Chart and figure data
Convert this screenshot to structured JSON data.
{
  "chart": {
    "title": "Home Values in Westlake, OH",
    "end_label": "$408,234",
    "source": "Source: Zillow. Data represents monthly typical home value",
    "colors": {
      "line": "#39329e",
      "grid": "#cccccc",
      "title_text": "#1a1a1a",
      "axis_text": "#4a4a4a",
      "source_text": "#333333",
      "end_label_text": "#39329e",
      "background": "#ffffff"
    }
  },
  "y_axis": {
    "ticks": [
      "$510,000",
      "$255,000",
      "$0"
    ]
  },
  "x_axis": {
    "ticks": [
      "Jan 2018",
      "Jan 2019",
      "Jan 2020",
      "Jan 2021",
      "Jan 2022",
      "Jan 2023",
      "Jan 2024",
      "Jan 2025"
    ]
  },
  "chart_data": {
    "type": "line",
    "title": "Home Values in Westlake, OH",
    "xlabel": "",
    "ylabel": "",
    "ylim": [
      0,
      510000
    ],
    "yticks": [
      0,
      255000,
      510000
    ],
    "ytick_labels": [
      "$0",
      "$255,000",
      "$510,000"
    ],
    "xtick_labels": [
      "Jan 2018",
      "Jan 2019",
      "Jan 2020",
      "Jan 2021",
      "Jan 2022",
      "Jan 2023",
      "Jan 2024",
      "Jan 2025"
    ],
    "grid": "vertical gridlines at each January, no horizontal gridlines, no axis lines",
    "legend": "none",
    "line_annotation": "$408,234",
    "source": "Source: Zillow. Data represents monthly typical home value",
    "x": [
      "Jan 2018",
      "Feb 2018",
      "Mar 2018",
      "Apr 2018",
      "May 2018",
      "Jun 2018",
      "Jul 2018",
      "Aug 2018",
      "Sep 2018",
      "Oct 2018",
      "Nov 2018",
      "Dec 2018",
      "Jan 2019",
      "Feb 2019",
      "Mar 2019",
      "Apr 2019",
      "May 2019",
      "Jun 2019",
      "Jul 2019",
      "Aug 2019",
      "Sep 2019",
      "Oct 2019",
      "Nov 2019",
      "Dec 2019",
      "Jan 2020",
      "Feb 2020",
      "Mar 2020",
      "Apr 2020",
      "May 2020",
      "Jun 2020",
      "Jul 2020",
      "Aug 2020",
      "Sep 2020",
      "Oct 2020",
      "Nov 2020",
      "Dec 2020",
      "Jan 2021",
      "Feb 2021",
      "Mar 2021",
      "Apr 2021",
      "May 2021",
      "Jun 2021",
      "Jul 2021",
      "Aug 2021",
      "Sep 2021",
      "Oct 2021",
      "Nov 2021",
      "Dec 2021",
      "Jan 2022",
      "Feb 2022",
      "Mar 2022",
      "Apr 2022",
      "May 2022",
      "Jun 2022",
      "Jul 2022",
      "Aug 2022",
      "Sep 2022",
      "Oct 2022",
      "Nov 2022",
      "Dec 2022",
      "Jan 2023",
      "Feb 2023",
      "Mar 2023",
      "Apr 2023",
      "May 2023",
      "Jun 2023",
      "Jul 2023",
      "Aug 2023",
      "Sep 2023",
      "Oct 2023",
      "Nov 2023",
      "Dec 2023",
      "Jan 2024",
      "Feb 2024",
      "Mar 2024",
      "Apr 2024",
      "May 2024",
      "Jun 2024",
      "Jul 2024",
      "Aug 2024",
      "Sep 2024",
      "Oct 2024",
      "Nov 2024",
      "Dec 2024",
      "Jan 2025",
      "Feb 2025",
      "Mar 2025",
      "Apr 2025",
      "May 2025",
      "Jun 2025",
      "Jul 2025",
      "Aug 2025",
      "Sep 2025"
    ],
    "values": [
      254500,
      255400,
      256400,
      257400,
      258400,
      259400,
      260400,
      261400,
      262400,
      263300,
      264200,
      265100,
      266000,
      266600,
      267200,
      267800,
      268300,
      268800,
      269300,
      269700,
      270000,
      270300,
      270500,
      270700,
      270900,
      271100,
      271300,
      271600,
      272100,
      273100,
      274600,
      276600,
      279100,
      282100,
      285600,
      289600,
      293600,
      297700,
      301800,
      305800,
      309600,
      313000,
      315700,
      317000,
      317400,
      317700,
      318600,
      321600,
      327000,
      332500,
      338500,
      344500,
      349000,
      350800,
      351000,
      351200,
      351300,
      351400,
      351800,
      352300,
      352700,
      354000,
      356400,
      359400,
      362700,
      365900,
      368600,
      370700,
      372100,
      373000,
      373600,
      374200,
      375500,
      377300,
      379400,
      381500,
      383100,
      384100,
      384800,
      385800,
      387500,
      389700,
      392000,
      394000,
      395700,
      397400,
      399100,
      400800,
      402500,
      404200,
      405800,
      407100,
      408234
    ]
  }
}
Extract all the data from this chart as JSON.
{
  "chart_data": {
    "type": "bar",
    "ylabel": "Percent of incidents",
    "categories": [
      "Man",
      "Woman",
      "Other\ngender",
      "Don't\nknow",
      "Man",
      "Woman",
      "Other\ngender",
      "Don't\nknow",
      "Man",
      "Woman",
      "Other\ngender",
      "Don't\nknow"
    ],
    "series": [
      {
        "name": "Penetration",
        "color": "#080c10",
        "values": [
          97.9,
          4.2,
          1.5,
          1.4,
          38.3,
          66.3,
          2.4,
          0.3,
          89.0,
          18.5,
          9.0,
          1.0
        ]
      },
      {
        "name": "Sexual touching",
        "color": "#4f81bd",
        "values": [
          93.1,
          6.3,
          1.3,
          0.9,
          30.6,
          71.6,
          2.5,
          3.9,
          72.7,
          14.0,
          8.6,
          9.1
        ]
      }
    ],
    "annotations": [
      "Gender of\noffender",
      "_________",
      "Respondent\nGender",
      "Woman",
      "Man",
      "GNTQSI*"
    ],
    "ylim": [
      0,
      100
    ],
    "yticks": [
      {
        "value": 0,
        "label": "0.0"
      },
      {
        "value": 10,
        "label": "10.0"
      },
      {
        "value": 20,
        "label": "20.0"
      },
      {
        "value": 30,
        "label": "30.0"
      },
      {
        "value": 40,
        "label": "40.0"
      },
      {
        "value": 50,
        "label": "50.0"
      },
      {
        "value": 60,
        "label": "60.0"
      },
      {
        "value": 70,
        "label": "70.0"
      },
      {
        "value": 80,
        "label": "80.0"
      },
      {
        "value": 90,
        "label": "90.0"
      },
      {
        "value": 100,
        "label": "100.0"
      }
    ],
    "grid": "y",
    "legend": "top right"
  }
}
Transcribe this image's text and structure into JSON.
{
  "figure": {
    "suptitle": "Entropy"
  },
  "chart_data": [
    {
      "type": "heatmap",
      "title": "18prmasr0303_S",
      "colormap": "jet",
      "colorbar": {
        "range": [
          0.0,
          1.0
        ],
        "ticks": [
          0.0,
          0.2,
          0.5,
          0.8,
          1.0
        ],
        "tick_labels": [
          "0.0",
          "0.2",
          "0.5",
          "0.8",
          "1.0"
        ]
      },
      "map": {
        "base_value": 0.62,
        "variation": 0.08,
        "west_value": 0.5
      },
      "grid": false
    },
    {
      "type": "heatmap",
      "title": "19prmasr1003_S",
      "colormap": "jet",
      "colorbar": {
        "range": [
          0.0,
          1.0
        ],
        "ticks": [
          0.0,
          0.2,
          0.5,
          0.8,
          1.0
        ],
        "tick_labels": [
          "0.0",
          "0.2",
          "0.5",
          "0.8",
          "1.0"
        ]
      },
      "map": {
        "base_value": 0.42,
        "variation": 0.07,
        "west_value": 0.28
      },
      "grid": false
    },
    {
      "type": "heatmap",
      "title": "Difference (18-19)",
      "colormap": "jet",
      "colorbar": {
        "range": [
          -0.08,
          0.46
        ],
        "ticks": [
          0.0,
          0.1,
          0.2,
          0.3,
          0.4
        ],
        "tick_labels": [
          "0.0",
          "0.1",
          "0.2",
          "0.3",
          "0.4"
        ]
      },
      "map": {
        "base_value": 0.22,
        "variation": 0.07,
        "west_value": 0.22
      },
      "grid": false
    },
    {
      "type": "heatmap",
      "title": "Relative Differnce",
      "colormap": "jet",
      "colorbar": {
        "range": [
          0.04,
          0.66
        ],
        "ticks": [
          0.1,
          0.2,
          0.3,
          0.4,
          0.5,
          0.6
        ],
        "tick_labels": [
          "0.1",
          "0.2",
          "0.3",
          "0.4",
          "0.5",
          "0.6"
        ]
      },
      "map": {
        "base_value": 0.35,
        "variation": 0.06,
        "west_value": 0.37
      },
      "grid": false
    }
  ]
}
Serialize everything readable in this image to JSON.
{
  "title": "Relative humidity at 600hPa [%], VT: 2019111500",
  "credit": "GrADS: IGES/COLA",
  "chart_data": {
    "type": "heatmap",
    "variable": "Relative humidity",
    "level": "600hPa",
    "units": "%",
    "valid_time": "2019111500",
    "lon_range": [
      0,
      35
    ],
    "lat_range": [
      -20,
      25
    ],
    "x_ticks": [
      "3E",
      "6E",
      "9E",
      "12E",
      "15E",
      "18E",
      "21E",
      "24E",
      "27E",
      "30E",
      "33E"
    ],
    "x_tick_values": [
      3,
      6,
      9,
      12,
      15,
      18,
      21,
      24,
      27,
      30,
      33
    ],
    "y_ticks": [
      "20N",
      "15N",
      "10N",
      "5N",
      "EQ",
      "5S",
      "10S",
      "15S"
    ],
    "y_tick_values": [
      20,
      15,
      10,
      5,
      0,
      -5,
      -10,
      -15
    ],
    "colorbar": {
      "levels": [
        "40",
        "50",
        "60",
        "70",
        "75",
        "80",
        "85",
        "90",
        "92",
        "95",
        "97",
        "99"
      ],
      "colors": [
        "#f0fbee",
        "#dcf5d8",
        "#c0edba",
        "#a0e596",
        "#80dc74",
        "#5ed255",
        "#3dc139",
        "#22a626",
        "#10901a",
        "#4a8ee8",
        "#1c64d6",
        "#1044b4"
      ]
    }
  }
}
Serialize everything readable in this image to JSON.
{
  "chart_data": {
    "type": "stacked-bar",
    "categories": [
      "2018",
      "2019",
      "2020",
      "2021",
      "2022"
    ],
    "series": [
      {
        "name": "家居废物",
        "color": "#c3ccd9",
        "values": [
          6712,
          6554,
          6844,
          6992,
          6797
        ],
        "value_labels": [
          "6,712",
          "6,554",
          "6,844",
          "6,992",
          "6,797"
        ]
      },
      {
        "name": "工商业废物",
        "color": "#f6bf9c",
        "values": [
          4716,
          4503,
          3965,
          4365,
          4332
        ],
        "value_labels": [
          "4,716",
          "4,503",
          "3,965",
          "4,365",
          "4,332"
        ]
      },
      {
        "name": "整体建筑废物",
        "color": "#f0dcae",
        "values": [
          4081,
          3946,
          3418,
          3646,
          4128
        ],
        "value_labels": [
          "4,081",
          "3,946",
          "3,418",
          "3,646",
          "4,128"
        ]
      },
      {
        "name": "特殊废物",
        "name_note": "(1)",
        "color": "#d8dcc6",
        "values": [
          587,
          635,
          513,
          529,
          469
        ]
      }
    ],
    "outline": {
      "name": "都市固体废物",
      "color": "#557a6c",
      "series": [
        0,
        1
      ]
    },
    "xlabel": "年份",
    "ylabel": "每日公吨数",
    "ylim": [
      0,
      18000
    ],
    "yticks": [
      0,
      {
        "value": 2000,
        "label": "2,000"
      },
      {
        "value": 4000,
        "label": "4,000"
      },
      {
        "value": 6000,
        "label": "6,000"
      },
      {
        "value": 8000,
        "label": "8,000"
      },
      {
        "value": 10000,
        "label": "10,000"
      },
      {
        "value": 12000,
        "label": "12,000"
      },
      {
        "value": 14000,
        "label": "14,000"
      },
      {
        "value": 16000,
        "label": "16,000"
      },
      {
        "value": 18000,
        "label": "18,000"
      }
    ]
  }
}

Your goal
Report all lines of the material that contain the word "this".

Response to the task
Convert this screenshot to structured JSON data.
Extract all the data from this chart as JSON.
Transcribe this image's text and structure into JSON.
Serialize everything readable in this image to JSON.
Serialize everything readable in this image to JSON.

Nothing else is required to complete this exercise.